— begin Data excerpts —

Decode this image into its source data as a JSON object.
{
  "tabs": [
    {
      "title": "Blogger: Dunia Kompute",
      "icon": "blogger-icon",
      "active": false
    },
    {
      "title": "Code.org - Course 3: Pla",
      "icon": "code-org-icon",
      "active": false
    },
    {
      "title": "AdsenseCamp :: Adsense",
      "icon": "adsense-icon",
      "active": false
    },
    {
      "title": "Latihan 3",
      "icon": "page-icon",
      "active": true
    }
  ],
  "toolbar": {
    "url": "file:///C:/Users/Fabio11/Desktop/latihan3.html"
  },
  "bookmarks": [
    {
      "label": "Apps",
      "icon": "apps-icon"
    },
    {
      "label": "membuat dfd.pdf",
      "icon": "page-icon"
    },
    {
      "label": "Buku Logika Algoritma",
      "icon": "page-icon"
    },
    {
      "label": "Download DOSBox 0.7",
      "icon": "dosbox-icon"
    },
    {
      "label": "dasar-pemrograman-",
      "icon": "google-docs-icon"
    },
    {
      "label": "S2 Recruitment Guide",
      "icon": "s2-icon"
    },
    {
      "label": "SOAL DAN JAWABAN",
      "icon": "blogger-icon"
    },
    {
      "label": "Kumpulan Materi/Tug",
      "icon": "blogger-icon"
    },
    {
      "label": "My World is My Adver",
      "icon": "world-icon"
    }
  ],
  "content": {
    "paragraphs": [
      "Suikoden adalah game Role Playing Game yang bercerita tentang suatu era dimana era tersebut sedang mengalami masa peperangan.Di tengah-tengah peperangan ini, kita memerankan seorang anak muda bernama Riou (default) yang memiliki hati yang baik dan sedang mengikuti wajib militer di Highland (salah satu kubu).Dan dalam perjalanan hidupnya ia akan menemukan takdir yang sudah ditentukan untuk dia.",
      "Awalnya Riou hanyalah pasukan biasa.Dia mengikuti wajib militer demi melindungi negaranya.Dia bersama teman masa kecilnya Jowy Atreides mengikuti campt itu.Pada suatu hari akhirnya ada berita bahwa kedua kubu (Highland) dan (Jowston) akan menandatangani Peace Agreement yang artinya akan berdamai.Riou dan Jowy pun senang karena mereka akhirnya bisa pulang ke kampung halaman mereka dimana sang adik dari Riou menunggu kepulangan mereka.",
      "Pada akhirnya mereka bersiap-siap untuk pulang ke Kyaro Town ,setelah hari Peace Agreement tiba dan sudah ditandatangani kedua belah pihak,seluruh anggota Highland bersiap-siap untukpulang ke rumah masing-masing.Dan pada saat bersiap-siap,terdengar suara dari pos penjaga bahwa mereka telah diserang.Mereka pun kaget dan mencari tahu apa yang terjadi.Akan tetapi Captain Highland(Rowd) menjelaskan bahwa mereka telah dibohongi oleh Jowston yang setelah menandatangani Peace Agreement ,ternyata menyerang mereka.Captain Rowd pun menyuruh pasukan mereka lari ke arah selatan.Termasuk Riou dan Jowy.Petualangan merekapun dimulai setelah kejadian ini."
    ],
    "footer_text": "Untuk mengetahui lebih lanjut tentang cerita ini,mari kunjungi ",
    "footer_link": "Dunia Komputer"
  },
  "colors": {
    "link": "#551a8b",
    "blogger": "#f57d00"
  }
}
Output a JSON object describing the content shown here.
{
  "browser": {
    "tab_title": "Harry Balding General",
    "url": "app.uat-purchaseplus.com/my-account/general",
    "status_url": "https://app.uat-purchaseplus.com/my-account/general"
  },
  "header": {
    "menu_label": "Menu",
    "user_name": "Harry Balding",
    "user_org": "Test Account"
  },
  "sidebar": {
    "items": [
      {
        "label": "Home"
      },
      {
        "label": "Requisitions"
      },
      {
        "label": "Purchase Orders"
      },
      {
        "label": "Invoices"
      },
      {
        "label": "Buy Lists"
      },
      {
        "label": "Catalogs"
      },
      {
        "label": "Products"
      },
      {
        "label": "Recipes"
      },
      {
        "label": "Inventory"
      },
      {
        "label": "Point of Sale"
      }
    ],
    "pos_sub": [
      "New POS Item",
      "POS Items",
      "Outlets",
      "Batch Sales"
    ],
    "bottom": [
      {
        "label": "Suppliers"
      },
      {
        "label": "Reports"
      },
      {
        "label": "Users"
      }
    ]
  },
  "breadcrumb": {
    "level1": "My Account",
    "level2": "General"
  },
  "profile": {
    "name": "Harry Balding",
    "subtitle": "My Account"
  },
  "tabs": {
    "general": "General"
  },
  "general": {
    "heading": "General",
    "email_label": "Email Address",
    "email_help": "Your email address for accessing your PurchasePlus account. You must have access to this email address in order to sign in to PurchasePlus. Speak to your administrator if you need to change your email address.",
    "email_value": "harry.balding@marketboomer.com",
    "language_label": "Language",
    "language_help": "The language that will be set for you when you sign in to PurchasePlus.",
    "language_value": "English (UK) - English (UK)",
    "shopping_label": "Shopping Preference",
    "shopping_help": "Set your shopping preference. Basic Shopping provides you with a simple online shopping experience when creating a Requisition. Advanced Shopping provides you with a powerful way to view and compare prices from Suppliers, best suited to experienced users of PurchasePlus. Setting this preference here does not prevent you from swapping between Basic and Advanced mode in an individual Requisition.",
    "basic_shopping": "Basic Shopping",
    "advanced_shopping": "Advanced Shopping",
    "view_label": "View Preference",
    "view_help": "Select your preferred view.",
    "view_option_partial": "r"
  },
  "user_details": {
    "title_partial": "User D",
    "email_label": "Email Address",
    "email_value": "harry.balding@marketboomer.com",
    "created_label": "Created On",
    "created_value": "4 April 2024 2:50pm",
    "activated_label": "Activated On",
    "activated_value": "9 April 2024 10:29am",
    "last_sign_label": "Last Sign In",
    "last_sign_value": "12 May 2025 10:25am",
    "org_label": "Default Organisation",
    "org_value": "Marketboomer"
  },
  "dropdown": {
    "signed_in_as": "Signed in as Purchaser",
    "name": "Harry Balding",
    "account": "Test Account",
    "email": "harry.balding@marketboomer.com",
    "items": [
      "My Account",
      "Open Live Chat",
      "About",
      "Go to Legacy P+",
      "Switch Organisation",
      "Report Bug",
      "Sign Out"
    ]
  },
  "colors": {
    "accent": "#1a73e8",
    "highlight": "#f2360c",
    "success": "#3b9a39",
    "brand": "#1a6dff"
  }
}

— end Data excerpts —

■ **What needs to be done**:
Identify the lines that contain the string "Suppliers", and copy every one of them.

■ **Exercise answer**:
        "label": "Suppliers"
    "shopping_help": "Set your shopping preference. Basic Shopping provides you with a simple online shopping experience when creating a Requisition. Advanced Shopping provides you with a powerful way to view and compare prices from Suppliers, best suited to experienced users of PurchasePlus. Setting this preference here does not prevent you from swapping between Basic and Advanced mode in an individual Requisition.",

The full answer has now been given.